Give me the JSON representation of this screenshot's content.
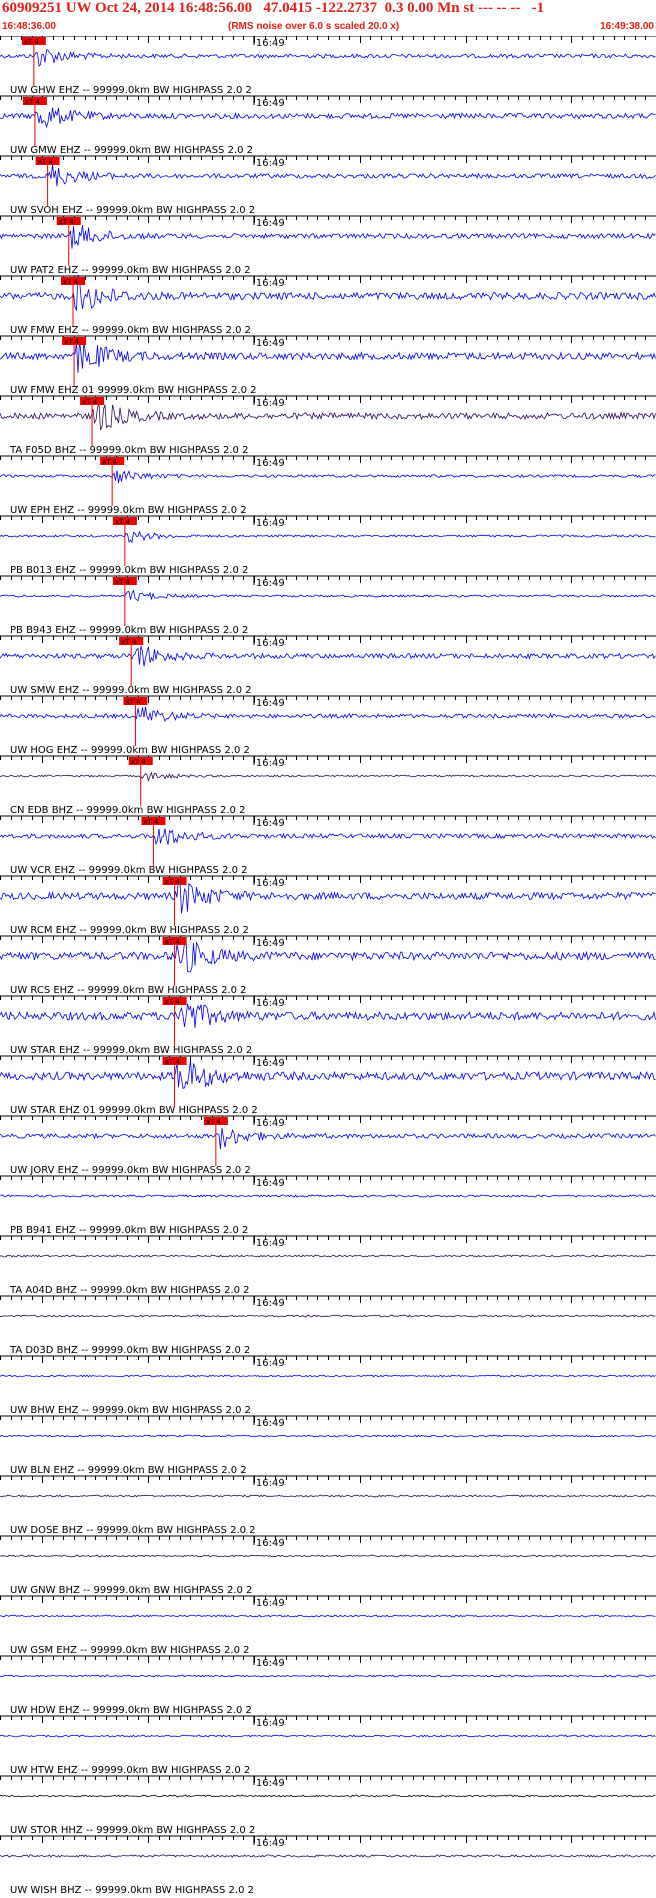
{
  "header": {
    "title": "60909251 UW Oct 24, 2014 16:48:56.00   47.0415 -122.2737  0.3 0.00 Mn st --- -- --   -1",
    "start_time": "16:48:36.00",
    "scale_note": "(RMS noise over 6.0 s scaled 20.0 x)",
    "end_time": "16:49:38.00"
  },
  "colors": {
    "header_red": "#e0201a",
    "trace_blue": "#0000ee",
    "trace_dark": "#2a0a55",
    "pick_red": "#ee0000"
  },
  "chart_data": {
    "type": "line",
    "title": "60909251 UW Oct 24, 2014 16:48:56.00   47.0415 -122.2737  0.3 0.00 Mn st --- -- --   -1",
    "x_start": "16:48:36.00",
    "x_end": "16:49:38.00",
    "minute_mark": "16:49",
    "pick_label": "xT 4",
    "traces": [
      {
        "label": "UW GHW EHZ -- 99999.0km BW  HIGHPASS  2.0  2",
        "color": "#0000ee",
        "pick_time": 3.2,
        "amp": 0.9
      },
      {
        "label": "UW GMW EHZ -- 99999.0km BW  HIGHPASS  2.0  2",
        "color": "#0000ee",
        "pick_time": 3.3,
        "amp": 1.2
      },
      {
        "label": "UW SVOH EHZ -- 99999.0km BW  HIGHPASS  2.0  2",
        "color": "#0000ee",
        "pick_time": 4.5,
        "amp": 1.0
      },
      {
        "label": "UW PAT2 EHZ -- 99999.0km BW  HIGHPASS  2.0  2",
        "color": "#0000ee",
        "pick_time": 6.5,
        "amp": 1.1
      },
      {
        "label": "UW FMW EHZ -- 99999.0km BW  HIGHPASS  2.0  2",
        "color": "#0000ee",
        "pick_time": 6.9,
        "amp": 1.6
      },
      {
        "label": "UW FMW EHZ 01 99999.0km BW  HIGHPASS  2.0  2",
        "color": "#0000ee",
        "pick_time": 7.0,
        "amp": 1.6
      },
      {
        "label": "TA F05D BHZ -- 99999.0km BW  HIGHPASS  2.0  2",
        "color": "#2a0a55",
        "pick_time": 8.7,
        "amp": 1.4
      },
      {
        "label": "UW EPH EHZ -- 99999.0km BW  HIGHPASS  2.0  2",
        "color": "#0000ee",
        "pick_time": 10.6,
        "amp": 0.6
      },
      {
        "label": "PB B013 EHZ -- 99999.0km BW  HIGHPASS  2.0  2",
        "color": "#0000ee",
        "pick_time": 11.8,
        "amp": 0.5
      },
      {
        "label": "PB B943 EHZ -- 99999.0km BW  HIGHPASS  2.0  2",
        "color": "#0000ee",
        "pick_time": 11.8,
        "amp": 0.5
      },
      {
        "label": "UW SMW EHZ -- 99999.0km BW  HIGHPASS  2.0  2",
        "color": "#0000ee",
        "pick_time": 12.4,
        "amp": 1.1
      },
      {
        "label": "UW HOG EHZ -- 99999.0km BW  HIGHPASS  2.0  2",
        "color": "#0000ee",
        "pick_time": 12.8,
        "amp": 0.9
      },
      {
        "label": "CN EDB BHZ -- 99999.0km BW  HIGHPASS  2.0  2",
        "color": "#2a0a55",
        "pick_time": 13.3,
        "amp": 0.4
      },
      {
        "label": "UW VCR EHZ -- 99999.0km BW  HIGHPASS  2.0  2",
        "color": "#0000ee",
        "pick_time": 14.5,
        "amp": 1.0
      },
      {
        "label": "UW RCM EHZ -- 99999.0km BW  HIGHPASS  2.0  2",
        "color": "#0000ee",
        "pick_time": 16.5,
        "amp": 1.6
      },
      {
        "label": "UW RCS EHZ -- 99999.0km BW  HIGHPASS  2.0  2",
        "color": "#0000ee",
        "pick_time": 16.5,
        "amp": 1.8
      },
      {
        "label": "UW STAR EHZ -- 99999.0km BW  HIGHPASS  2.0  2",
        "color": "#0000ee",
        "pick_time": 16.5,
        "amp": 1.8
      },
      {
        "label": "UW STAR EHZ 01 99999.0km BW  HIGHPASS  2.0  2",
        "color": "#0000ee",
        "pick_time": 16.5,
        "amp": 1.8
      },
      {
        "label": "UW JORV EHZ -- 99999.0km BW  HIGHPASS  2.0  2",
        "color": "#0000ee",
        "pick_time": 20.4,
        "amp": 1.0
      },
      {
        "label": "PB B941 EHZ -- 99999.0km BW  HIGHPASS  2.0  2",
        "color": "#0000ee",
        "pick_time": null,
        "amp": 0.5
      },
      {
        "label": "TA A04D BHZ -- 99999.0km BW  HIGHPASS  2.0  2",
        "color": "#2a0a55",
        "pick_time": null,
        "amp": 0.4
      },
      {
        "label": "TA D03D BHZ -- 99999.0km BW  HIGHPASS  2.0  2",
        "color": "#2a0a55",
        "pick_time": null,
        "amp": 0.4
      },
      {
        "label": "UW BHW EHZ -- 99999.0km BW  HIGHPASS  2.0  2",
        "color": "#0000ee",
        "pick_time": null,
        "amp": 0.4
      },
      {
        "label": "UW BLN EHZ -- 99999.0km BW  HIGHPASS  2.0  2",
        "color": "#0000ee",
        "pick_time": null,
        "amp": 0.4
      },
      {
        "label": "UW DOSE BHZ -- 99999.0km BW  HIGHPASS  2.0  2",
        "color": "#2a0a55",
        "pick_time": null,
        "amp": 0.4
      },
      {
        "label": "UW GNW BHZ -- 99999.0km BW  HIGHPASS  2.0  2",
        "color": "#2a0a55",
        "pick_time": null,
        "amp": 0.4
      },
      {
        "label": "UW GSM EHZ -- 99999.0km BW  HIGHPASS  2.0  2",
        "color": "#0000ee",
        "pick_time": null,
        "amp": 0.4
      },
      {
        "label": "UW HDW EHZ -- 99999.0km BW  HIGHPASS  2.0  2",
        "color": "#0000ee",
        "pick_time": null,
        "amp": 0.4
      },
      {
        "label": "UW HTW EHZ -- 99999.0km BW  HIGHPASS  2.0  2",
        "color": "#0000ee",
        "pick_time": null,
        "amp": 0.4
      },
      {
        "label": "UW STOR HHZ -- 99999.0km BW  HIGHPASS  2.0  2",
        "color": "#000000",
        "pick_time": null,
        "amp": 0.4
      },
      {
        "label": "UW WISH BHZ -- 99999.0km BW  HIGHPASS  2.0  2",
        "color": "#2a0a55",
        "pick_time": null,
        "amp": 0.5
      }
    ]
  }
}
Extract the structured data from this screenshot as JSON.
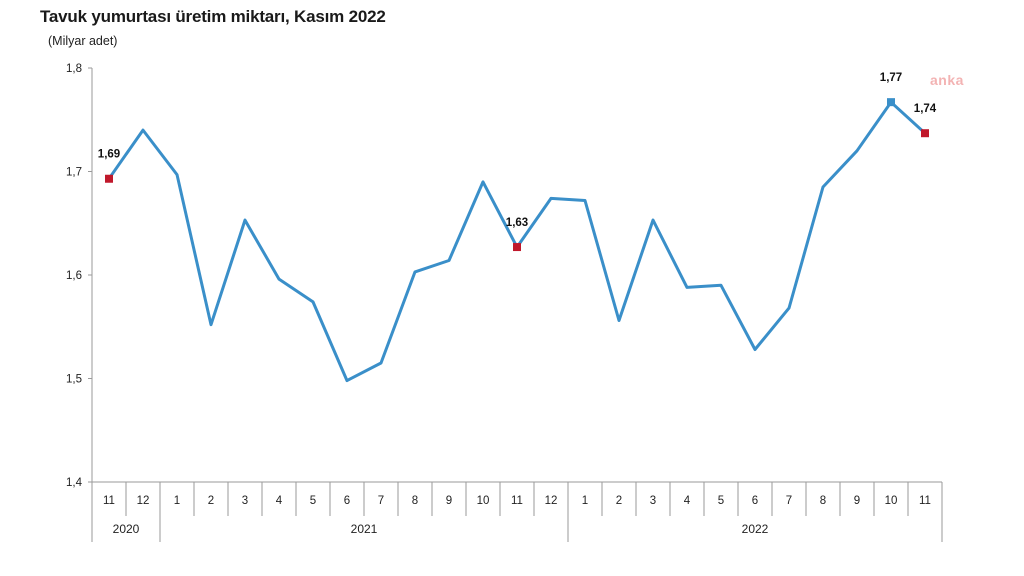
{
  "chart_data": {
    "type": "line",
    "title": "Tavuk yumurtası üretim miktarı, Kasım 2022",
    "ylabel": "(Milyar adet)",
    "ylim": [
      1.4,
      1.8
    ],
    "yticks": [
      "1,4",
      "1,5",
      "1,6",
      "1,7",
      "1,8"
    ],
    "ytick_values": [
      1.4,
      1.5,
      1.6,
      1.7,
      1.8
    ],
    "grid": false,
    "categories": [
      "11",
      "12",
      "1",
      "2",
      "3",
      "4",
      "5",
      "6",
      "7",
      "8",
      "9",
      "10",
      "11",
      "12",
      "1",
      "2",
      "3",
      "4",
      "5",
      "6",
      "7",
      "8",
      "9",
      "10",
      "11"
    ],
    "years": [
      {
        "label": "2020",
        "start": 0,
        "end": 1
      },
      {
        "label": "2021",
        "start": 2,
        "end": 13
      },
      {
        "label": "2022",
        "start": 14,
        "end": 24
      }
    ],
    "series": [
      {
        "color": "#3a8fc9",
        "values": [
          1.693,
          1.74,
          1.697,
          1.552,
          1.653,
          1.596,
          1.574,
          1.498,
          1.515,
          1.603,
          1.614,
          1.69,
          1.627,
          1.674,
          1.672,
          1.556,
          1.653,
          1.588,
          1.59,
          1.528,
          1.568,
          1.685,
          1.72,
          1.767,
          1.737
        ]
      }
    ],
    "markers": [
      {
        "index": 0,
        "label": "1,69",
        "color": "#c0182b"
      },
      {
        "index": 12,
        "label": "1,63",
        "color": "#c0182b"
      },
      {
        "index": 23,
        "label": "1,77",
        "color": "#3a8fc9"
      },
      {
        "index": 24,
        "label": "1,74",
        "color": "#c0182b"
      }
    ]
  },
  "watermark": "anka"
}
==*==
List every line in the records above that contains the word "screenshot".

Give me the JSON representation of this screenshot's content.
Extract the structured data from this screenshot as JSON.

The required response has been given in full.